DIRECTION:
Check each line of the material below for "title". Report how many have it, with no other words.

RAW RECORDS:

* * *

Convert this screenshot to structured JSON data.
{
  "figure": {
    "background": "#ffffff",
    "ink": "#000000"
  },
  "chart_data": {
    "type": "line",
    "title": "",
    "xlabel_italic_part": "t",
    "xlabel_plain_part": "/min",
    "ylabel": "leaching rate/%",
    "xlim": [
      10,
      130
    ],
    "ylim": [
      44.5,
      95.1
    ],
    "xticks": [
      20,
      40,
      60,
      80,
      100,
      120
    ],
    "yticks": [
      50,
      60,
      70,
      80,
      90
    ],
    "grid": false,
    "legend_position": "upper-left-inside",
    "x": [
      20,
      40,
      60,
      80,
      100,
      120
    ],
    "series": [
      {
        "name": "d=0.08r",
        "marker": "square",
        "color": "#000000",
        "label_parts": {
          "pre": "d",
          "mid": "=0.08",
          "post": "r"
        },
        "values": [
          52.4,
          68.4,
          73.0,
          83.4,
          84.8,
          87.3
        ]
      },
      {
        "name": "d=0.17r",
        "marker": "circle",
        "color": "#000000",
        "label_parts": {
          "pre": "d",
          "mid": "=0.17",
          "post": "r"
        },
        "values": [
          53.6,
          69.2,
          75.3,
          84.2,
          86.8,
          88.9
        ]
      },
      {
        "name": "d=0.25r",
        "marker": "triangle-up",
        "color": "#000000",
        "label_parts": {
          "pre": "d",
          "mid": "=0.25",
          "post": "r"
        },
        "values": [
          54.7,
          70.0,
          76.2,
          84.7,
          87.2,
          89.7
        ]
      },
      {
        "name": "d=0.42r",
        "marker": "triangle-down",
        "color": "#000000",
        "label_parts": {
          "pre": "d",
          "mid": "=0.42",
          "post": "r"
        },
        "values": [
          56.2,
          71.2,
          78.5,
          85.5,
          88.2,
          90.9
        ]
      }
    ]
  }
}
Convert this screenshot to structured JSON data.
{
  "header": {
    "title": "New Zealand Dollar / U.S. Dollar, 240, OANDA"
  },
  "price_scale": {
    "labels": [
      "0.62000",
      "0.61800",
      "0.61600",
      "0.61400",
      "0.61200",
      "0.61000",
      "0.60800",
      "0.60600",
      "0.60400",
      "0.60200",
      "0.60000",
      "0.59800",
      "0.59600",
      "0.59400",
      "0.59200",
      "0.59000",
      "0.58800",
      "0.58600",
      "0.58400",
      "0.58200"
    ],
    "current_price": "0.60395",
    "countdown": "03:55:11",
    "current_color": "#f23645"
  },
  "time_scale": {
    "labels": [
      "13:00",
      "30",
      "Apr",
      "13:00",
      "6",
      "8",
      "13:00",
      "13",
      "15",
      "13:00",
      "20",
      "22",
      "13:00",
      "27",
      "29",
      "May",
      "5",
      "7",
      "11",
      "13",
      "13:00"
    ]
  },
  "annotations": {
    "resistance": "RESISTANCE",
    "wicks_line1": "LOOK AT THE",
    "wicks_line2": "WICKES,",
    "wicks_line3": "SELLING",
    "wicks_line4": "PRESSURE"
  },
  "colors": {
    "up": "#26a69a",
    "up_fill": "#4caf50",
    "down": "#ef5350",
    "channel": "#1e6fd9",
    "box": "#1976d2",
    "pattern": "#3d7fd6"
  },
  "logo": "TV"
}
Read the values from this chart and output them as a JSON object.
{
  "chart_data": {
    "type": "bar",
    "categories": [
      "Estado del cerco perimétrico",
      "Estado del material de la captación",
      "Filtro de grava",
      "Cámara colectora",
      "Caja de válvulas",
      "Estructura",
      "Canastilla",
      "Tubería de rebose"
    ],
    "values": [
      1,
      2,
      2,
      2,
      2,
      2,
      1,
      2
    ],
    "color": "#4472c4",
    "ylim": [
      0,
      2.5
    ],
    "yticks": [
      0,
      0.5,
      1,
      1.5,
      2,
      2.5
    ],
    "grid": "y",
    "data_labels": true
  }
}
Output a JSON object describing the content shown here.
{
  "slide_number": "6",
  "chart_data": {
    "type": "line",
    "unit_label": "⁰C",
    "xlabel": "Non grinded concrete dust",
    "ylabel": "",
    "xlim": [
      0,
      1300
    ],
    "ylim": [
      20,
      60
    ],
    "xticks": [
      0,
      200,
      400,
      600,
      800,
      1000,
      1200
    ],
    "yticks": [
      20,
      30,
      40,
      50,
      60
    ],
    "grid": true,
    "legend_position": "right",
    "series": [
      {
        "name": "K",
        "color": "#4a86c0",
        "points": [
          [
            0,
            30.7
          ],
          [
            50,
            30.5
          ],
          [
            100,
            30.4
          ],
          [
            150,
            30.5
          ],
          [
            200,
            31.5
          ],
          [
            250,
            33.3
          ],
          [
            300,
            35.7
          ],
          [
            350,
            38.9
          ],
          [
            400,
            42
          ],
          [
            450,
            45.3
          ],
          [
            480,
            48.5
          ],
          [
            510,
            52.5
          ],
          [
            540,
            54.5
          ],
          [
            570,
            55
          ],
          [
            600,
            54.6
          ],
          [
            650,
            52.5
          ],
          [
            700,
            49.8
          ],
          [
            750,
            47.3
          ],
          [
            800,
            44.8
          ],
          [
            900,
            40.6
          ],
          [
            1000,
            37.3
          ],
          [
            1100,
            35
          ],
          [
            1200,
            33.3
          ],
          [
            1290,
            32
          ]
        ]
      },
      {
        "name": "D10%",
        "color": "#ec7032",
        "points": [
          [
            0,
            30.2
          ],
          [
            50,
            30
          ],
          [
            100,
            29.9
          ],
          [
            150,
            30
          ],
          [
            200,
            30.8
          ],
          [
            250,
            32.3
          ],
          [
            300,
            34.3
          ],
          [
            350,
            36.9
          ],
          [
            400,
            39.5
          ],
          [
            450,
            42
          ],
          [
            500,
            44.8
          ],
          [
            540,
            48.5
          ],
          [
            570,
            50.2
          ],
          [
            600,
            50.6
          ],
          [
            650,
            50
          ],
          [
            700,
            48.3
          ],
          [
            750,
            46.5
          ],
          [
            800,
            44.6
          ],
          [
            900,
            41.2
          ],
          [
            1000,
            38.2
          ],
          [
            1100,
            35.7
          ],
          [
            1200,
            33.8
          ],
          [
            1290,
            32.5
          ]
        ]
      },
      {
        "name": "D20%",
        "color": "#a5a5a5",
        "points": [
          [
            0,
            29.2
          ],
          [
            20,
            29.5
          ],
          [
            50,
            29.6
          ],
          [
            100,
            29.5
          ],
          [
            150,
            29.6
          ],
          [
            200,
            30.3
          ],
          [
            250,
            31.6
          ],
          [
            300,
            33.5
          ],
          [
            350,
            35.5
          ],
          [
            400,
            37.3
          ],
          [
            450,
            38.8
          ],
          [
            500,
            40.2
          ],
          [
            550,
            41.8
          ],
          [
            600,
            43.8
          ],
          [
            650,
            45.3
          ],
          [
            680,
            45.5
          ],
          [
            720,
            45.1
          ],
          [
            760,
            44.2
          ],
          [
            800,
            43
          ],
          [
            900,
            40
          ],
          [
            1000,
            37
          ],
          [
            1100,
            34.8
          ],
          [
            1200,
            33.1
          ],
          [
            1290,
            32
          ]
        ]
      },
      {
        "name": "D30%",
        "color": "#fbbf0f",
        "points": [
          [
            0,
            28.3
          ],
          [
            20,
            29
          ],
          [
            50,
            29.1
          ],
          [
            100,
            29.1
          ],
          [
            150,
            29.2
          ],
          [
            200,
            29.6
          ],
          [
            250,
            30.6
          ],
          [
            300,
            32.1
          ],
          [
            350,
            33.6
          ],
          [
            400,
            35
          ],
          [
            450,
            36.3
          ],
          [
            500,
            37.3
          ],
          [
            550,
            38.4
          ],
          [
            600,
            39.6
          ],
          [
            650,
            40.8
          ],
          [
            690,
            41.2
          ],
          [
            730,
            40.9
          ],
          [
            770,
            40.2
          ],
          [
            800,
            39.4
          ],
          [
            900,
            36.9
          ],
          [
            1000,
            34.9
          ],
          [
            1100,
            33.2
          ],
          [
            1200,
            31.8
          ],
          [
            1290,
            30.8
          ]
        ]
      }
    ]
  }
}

* * *

SOLVED EXERCISE:
2